→ **What the task requires**
How many lines in the entries below contain the string "repeat"? Reply with the number only.

→ **Stored rows**
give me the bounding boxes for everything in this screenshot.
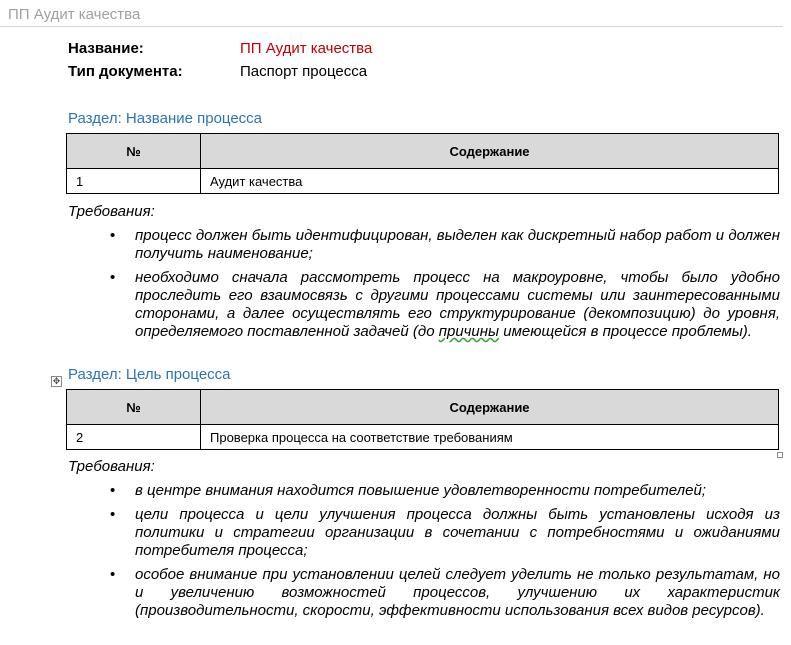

==

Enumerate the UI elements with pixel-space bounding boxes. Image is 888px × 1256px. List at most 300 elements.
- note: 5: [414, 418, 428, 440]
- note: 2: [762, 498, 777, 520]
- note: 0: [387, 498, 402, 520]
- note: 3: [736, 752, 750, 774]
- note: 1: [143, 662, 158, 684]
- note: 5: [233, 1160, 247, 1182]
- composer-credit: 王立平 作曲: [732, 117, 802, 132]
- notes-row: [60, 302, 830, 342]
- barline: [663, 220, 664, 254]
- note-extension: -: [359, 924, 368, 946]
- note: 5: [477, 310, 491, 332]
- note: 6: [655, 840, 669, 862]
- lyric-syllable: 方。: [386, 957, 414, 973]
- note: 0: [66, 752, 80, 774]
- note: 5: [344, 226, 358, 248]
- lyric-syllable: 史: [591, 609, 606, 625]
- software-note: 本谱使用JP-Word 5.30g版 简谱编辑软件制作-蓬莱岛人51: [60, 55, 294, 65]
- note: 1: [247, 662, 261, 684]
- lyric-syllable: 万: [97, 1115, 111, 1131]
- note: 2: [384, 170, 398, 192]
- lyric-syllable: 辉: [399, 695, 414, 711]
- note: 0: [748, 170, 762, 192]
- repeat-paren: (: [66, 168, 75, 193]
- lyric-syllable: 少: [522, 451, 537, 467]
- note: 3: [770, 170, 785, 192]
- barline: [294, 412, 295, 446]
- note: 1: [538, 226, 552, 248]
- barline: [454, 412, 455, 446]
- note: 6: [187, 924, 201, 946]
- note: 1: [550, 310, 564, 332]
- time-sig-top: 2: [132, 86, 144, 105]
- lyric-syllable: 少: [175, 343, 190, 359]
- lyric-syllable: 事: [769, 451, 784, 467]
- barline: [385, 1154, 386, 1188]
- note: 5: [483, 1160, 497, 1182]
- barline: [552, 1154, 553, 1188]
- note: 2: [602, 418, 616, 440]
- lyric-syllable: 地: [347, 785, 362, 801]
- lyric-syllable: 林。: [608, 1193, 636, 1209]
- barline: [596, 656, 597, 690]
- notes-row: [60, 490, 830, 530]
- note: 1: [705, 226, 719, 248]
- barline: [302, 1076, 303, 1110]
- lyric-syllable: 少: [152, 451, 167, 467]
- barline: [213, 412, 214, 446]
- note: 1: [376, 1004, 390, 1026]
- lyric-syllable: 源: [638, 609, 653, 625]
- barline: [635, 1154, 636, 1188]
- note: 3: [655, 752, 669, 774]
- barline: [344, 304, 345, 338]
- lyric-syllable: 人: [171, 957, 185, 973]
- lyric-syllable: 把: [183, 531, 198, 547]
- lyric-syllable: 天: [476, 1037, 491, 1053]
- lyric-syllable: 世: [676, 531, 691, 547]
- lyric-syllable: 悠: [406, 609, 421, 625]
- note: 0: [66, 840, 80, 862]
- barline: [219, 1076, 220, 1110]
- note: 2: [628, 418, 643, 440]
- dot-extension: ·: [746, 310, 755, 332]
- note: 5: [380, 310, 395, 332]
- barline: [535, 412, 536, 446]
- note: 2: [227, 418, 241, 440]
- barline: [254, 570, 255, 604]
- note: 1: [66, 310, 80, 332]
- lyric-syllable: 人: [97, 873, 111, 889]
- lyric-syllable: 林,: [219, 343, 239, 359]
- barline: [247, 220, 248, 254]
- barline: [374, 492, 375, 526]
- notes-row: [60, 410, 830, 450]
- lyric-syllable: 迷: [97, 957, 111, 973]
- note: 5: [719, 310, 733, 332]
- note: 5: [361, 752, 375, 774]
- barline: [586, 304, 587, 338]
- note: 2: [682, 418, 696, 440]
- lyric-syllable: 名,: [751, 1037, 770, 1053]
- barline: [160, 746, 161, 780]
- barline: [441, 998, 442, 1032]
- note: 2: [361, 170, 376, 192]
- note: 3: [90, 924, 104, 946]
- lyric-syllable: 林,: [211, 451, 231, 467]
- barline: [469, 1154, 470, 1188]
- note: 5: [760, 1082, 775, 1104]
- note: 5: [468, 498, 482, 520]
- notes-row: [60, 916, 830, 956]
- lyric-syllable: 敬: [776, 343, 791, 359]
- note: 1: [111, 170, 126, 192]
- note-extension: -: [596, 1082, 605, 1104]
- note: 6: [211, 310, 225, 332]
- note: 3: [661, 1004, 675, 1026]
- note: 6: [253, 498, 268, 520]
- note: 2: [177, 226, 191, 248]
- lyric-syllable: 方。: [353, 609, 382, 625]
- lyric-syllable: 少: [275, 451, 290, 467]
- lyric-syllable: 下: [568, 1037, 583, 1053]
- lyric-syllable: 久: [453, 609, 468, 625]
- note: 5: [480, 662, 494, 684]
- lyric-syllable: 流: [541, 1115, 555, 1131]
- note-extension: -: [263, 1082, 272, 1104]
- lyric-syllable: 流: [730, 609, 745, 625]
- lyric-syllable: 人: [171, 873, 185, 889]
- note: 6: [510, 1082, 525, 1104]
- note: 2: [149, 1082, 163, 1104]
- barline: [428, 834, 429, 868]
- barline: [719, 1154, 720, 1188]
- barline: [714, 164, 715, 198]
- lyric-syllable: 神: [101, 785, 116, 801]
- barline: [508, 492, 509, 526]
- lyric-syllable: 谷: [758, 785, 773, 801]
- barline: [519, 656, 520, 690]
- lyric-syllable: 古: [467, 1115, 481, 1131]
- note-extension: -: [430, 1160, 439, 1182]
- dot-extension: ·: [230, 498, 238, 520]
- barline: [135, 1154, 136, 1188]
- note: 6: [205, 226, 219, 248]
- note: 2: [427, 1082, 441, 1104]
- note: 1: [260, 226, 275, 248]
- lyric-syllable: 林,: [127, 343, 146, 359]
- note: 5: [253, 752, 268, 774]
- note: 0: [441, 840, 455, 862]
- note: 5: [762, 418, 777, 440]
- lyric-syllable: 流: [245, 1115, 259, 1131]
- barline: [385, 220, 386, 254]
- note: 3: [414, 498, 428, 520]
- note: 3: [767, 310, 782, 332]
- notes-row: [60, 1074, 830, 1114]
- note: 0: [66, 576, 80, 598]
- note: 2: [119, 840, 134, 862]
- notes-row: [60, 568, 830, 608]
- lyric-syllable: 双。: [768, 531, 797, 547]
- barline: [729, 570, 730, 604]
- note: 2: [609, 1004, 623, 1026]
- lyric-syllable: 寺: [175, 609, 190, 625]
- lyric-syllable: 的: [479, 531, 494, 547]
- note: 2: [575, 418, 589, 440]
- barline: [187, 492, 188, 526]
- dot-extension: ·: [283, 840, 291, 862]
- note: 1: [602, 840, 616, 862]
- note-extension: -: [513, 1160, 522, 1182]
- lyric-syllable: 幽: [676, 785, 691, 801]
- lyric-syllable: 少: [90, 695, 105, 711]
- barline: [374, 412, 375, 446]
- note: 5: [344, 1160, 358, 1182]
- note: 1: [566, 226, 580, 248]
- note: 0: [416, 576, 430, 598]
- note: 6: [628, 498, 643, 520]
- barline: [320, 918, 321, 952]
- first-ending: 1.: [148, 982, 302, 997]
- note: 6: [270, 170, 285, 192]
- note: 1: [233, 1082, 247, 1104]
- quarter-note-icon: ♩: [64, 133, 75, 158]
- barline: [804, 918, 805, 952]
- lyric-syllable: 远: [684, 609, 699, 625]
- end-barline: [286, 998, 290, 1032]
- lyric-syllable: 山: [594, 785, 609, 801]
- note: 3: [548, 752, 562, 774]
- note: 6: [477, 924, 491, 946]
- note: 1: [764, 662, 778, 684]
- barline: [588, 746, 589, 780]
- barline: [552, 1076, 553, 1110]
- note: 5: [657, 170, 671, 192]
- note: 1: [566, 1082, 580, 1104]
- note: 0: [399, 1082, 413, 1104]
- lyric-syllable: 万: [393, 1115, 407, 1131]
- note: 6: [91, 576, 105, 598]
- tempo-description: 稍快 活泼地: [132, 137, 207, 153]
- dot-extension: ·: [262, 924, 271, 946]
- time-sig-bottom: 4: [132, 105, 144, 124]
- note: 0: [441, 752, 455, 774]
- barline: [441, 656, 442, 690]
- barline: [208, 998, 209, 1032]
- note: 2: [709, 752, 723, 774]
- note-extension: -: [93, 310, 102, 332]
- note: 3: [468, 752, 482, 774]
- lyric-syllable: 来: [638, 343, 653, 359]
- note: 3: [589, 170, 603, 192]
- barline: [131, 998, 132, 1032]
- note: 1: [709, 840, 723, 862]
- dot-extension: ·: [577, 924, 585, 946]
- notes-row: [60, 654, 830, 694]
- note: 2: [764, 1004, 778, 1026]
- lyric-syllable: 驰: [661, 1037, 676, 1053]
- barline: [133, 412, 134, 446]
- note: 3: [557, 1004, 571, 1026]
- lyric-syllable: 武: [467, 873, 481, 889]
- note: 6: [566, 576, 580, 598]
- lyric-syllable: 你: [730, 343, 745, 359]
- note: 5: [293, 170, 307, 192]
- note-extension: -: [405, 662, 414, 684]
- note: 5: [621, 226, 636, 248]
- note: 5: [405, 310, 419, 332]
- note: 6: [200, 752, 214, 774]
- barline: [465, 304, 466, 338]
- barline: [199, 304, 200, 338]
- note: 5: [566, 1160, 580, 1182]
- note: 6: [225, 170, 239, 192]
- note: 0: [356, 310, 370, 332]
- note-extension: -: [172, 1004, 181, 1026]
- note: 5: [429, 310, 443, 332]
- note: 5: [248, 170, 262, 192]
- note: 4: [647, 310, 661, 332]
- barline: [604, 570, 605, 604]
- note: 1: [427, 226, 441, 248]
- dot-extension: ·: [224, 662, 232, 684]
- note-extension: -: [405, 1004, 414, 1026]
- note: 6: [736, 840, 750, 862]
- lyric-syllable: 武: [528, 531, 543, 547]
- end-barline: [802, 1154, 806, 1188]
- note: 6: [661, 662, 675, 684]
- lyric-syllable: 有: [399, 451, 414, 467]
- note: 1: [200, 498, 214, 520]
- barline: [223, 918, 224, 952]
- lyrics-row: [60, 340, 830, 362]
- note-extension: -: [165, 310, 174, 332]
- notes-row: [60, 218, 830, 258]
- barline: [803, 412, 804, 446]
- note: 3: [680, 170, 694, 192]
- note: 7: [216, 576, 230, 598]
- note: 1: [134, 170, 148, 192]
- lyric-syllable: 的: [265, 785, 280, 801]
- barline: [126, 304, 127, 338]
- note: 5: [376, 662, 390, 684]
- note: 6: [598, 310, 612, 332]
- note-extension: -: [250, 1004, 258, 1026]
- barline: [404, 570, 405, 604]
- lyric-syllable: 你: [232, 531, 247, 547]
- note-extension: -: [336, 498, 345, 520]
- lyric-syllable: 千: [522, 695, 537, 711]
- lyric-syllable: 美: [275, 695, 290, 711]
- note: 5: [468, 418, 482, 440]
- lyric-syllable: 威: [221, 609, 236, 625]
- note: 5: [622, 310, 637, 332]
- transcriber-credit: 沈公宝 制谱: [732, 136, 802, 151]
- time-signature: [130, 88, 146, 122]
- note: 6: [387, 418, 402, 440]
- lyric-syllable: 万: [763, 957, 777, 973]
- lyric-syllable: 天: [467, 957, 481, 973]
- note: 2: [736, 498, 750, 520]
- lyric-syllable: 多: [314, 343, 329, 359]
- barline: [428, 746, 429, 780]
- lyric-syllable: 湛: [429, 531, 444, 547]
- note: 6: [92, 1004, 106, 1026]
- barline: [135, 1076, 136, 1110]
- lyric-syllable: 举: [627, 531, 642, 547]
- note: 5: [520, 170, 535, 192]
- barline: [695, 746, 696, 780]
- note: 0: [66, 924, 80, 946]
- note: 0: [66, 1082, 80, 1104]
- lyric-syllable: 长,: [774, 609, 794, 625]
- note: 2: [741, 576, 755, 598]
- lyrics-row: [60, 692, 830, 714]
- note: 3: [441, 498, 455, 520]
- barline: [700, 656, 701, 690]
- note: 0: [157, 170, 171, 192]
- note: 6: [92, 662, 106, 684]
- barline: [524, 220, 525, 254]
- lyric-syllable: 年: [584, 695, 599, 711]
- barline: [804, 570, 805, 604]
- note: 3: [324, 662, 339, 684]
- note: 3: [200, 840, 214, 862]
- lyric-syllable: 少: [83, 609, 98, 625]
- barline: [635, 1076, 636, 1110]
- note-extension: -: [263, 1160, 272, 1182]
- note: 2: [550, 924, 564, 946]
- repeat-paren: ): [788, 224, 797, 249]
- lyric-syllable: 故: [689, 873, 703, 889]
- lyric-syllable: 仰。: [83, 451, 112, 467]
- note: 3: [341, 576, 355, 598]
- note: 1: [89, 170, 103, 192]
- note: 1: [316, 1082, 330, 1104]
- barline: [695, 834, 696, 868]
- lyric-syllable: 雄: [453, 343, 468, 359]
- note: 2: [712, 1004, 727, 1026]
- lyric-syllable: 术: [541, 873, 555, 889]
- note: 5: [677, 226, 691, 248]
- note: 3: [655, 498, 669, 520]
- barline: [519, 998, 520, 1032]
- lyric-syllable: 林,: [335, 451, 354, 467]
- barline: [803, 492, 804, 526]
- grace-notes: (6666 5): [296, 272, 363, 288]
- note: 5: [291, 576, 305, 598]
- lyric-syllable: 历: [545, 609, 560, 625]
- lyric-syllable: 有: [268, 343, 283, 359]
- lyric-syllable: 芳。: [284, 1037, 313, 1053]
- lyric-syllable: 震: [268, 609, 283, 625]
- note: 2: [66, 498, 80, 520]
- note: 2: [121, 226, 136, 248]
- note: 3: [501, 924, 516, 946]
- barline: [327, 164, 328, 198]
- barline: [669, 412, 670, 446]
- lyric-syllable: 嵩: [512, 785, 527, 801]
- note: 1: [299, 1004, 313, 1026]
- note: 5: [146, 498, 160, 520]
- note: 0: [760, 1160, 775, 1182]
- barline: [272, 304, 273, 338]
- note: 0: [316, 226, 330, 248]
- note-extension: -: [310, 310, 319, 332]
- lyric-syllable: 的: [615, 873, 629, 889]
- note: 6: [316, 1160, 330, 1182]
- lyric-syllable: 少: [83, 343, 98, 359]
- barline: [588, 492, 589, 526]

==

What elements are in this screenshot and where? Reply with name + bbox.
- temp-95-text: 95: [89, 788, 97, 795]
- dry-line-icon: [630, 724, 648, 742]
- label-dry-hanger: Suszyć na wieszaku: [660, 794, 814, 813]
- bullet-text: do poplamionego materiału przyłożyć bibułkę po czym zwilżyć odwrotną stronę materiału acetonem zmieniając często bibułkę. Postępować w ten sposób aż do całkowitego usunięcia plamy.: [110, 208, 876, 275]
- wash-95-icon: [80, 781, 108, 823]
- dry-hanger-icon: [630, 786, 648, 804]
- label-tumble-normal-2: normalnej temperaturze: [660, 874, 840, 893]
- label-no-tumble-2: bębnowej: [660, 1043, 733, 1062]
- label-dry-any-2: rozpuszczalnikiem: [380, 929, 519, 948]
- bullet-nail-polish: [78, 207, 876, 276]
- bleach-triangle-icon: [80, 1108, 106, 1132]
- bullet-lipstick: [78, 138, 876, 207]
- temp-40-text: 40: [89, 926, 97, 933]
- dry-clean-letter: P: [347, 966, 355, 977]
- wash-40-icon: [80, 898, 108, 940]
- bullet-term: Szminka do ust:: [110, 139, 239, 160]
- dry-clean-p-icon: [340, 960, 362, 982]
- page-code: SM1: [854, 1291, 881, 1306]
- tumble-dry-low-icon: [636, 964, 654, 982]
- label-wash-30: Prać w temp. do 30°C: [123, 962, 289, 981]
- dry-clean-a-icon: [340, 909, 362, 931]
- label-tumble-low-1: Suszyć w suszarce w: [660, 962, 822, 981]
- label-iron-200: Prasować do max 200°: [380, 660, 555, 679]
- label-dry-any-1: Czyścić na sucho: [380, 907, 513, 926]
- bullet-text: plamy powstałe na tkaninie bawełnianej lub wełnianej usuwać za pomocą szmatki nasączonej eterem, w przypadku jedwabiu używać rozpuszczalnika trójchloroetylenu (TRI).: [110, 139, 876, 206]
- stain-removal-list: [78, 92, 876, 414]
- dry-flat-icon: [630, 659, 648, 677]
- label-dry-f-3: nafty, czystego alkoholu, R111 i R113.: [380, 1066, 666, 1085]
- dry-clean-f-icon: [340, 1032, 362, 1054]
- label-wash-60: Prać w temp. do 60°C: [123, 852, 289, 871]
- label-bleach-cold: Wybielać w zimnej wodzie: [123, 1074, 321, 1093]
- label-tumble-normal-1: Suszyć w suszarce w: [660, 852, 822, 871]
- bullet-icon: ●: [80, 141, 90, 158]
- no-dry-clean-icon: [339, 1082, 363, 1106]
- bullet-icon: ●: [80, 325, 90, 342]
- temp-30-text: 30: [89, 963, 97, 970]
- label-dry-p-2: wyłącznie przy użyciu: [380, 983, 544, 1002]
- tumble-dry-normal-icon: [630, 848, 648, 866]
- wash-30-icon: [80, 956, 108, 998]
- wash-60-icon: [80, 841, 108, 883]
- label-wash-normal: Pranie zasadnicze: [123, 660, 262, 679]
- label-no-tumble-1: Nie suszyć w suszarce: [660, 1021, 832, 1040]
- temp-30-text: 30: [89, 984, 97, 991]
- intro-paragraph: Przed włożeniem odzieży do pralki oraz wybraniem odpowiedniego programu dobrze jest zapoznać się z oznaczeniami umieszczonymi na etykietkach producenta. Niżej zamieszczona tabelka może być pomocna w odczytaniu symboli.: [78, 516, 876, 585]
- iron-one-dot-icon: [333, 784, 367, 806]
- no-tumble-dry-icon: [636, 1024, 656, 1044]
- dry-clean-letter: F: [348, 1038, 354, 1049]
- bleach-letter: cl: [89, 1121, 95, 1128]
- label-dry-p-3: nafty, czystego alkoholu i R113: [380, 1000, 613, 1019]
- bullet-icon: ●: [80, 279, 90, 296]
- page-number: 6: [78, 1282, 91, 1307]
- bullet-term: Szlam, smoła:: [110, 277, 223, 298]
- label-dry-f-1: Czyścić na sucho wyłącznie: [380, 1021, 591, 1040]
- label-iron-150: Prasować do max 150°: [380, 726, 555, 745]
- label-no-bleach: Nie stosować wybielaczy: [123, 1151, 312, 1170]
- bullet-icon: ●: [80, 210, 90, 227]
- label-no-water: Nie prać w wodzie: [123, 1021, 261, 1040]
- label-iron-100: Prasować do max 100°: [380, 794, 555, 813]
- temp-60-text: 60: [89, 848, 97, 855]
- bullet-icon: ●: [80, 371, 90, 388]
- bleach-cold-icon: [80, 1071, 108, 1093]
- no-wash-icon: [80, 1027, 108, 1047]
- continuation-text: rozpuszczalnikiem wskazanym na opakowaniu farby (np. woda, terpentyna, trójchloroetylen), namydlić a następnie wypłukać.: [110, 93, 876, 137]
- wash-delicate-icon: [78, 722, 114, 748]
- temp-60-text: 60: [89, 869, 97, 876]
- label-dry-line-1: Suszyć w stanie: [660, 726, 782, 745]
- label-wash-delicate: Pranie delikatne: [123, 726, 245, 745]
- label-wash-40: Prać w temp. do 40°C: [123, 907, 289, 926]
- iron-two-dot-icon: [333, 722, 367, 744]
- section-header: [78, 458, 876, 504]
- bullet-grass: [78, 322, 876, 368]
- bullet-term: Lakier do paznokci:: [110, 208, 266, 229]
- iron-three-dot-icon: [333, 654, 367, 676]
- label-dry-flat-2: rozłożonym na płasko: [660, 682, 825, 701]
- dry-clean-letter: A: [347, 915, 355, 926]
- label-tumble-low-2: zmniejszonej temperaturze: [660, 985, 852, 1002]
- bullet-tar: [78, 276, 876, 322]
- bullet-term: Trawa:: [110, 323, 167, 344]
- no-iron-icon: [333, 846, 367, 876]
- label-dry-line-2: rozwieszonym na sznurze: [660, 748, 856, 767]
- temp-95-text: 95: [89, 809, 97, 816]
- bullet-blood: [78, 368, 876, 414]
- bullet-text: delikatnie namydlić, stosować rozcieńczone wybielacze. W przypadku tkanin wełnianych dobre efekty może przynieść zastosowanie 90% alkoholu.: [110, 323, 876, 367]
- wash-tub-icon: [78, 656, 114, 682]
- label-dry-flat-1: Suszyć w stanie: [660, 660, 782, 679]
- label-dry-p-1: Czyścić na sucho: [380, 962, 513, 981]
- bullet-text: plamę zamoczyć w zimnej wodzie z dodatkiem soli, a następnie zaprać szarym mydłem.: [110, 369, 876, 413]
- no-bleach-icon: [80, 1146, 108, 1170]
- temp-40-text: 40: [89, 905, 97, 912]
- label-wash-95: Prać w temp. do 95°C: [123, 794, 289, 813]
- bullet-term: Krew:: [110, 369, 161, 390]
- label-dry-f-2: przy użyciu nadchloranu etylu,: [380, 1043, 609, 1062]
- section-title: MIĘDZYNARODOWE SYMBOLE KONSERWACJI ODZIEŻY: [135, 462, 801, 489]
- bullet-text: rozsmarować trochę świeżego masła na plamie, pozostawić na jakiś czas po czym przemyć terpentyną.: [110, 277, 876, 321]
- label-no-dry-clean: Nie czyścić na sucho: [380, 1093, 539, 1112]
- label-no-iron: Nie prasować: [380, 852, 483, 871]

→ **Expected output**
2